• _Listed records_
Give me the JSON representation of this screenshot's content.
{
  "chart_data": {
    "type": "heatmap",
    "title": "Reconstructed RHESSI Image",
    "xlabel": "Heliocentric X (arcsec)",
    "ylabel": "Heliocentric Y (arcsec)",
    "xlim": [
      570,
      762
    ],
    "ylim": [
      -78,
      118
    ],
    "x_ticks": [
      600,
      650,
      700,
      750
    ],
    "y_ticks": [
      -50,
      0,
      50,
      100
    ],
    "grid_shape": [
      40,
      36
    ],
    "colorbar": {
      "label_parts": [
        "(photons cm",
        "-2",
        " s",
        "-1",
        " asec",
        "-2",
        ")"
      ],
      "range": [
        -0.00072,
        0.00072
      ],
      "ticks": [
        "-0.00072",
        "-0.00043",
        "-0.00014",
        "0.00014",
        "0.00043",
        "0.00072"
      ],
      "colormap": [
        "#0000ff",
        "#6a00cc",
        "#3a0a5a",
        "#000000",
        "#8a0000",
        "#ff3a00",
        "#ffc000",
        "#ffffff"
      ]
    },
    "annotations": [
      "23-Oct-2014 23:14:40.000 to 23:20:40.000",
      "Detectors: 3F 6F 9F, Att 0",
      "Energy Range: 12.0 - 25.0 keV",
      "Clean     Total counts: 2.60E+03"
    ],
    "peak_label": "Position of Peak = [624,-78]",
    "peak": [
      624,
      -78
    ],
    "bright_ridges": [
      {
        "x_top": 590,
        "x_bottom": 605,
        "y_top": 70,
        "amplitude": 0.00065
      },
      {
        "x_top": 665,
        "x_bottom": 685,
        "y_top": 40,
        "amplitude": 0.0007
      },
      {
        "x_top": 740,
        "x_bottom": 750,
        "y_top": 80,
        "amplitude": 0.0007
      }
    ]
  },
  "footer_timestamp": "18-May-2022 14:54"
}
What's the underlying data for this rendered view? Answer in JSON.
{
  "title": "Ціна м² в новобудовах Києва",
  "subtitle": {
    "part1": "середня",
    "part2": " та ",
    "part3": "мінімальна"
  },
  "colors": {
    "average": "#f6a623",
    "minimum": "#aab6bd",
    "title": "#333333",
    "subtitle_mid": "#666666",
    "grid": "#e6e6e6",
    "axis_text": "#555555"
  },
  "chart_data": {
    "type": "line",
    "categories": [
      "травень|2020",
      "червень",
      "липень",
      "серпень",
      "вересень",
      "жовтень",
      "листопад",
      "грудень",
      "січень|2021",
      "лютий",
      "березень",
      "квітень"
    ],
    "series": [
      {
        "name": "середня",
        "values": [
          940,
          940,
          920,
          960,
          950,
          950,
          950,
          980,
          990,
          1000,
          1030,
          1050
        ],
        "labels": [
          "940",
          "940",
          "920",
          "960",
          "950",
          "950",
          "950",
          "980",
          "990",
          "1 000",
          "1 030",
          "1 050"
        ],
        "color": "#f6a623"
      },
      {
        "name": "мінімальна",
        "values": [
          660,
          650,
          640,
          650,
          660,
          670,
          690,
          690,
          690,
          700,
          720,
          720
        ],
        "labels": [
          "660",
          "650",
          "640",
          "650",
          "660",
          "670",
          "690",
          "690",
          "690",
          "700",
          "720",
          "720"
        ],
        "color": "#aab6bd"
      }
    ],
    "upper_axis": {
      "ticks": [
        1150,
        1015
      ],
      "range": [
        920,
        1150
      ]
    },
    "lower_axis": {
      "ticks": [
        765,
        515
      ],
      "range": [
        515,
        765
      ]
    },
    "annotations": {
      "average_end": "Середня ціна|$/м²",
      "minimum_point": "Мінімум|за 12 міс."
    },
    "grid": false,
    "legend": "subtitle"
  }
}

• _What you have to do_
Word for word, quote all of the data above.

• _Result_
Give me the JSON representation of this screenshot's content.
{
  "chart_data": {
    "type": "heatmap",
    "title": "Reconstructed RHESSI Image",
    "xlabel": "Heliocentric X (arcsec)",
    "ylabel": "Heliocentric Y (arcsec)",
    "xlim": [
      570,
      762
    ],
    "ylim": [
      -78,
      118
    ],
    "x_ticks": [
      600,
      650,
      700,
      750
    ],
    "y_ticks": [
      -50,
      0,
      50,
      100
    ],
    "grid_shape": [
      40,
      36
    ],
    "colorbar": {
      "label_parts": [
        "(photons cm",
        "-2",
        " s",
        "-1",
        " asec",
        "-2",
        ")"
      ],
      "range": [
        -0.00072,
        0.00072
      ],
      "ticks": [
        "-0.00072",
        "-0.00043",
        "-0.00014",
        "0.00014",
        "0.00043",
        "0.00072"
      ],
      "colormap": [
        "#0000ff",
        "#6a00cc",
        "#3a0a5a",
        "#000000",
        "#8a0000",
        "#ff3a00",
        "#ffc000",
        "#ffffff"
      ]
    },
    "annotations": [
      "23-Oct-2014 23:14:40.000 to 23:20:40.000",
      "Detectors: 3F 6F 9F, Att 0",
      "Energy Range: 12.0 - 25.0 keV",
      "Clean     Total counts: 2.60E+03"
    ],
    "peak_label": "Position of Peak = [624,-78]",
    "peak": [
      624,
      -78
    ],
    "bright_ridges": [
      {
        "x_top": 590,
        "x_bottom": 605,
        "y_top": 70,
        "amplitude": 0.00065
      },
      {
        "x_top": 665,
        "x_bottom": 685,
        "y_top": 40,
        "amplitude": 0.0007
      },
      {
        "x_top": 740,
        "x_bottom": 750,
        "y_top": 80,
        "amplitude": 0.0007
      }
    ]
  },
  "footer_timestamp": "18-May-2022 14:54"
}
What's the underlying data for this rendered view? Answer in JSON.
{
  "title": "Ціна м² в новобудовах Києва",
  "subtitle": {
    "part1": "середня",
    "part2": " та ",
    "part3": "мінімальна"
  },
  "colors": {
    "average": "#f6a623",
    "minimum": "#aab6bd",
    "title": "#333333",
    "subtitle_mid": "#666666",
    "grid": "#e6e6e6",
    "axis_text": "#555555"
  },
  "chart_data": {
    "type": "line",
    "categories": [
      "травень|2020",
      "червень",
      "липень",
      "серпень",
      "вересень",
      "жовтень",
      "листопад",
      "грудень",
      "січень|2021",
      "лютий",
      "березень",
      "квітень"
    ],
    "series": [
      {
        "name": "середня",
        "values": [
          940,
          940,
          920,
          960,
          950,
          950,
          950,
          980,
          990,
          1000,
          1030,
          1050
        ],
        "labels": [
          "940",
          "940",
          "920",
          "960",
          "950",
          "950",
          "950",
          "980",
          "990",
          "1 000",
          "1 030",
          "1 050"
        ],
        "color": "#f6a623"
      },
      {
        "name": "мінімальна",
        "values": [
          660,
          650,
          640,
          650,
          660,
          670,
          690,
          690,
          690,
          700,
          720,
          720
        ],
        "labels": [
          "660",
          "650",
          "640",
          "650",
          "660",
          "670",
          "690",
          "690",
          "690",
          "700",
          "720",
          "720"
        ],
        "color": "#aab6bd"
      }
    ],
    "upper_axis": {
      "ticks": [
        1150,
        1015
      ],
      "range": [
        920,
        1150
      ]
    },
    "lower_axis": {
      "ticks": [
        765,
        515
      ],
      "range": [
        515,
        765
      ]
    },
    "annotations": {
      "average_end": "Середня ціна|$/м²",
      "minimum_point": "Мінімум|за 12 міс."
    },
    "grid": false,
    "legend": "subtitle"
  }
}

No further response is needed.